EXERCISE> Every record should be written out exactly, please.

ENTRIES>
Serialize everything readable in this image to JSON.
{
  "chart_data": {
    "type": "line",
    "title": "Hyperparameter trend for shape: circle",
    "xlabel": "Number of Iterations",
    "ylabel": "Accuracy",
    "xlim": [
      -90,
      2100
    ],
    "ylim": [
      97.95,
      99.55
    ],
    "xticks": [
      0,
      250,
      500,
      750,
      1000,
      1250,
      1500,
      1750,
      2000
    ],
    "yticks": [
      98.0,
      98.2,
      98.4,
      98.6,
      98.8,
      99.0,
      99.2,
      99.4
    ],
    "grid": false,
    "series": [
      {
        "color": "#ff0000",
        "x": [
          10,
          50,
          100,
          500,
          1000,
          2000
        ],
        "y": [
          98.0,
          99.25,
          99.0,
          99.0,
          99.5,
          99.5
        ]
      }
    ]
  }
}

ANSWER FOR THIS EXERCISE>
Serialize everything readable in this image to JSON.
{
  "chart_data": {
    "type": "line",
    "title": "Hyperparameter trend for shape: circle",
    "xlabel": "Number of Iterations",
    "ylabel": "Accuracy",
    "xlim": [
      -90,
      2100
    ],
    "ylim": [
      97.95,
      99.55
    ],
    "xticks": [
      0,
      250,
      500,
      750,
      1000,
      1250,
      1500,
      1750,
      2000
    ],
    "yticks": [
      98.0,
      98.2,
      98.4,
      98.6,
      98.8,
      99.0,
      99.2,
      99.4
    ],
    "grid": false,
    "series": [
      {
        "color": "#ff0000",
        "x": [
          10,
          50,
          100,
          500,
          1000,
          2000
        ],
        "y": [
          98.0,
          99.25,
          99.0,
          99.0,
          99.5,
          99.5
        ]
      }
    ]
  }
}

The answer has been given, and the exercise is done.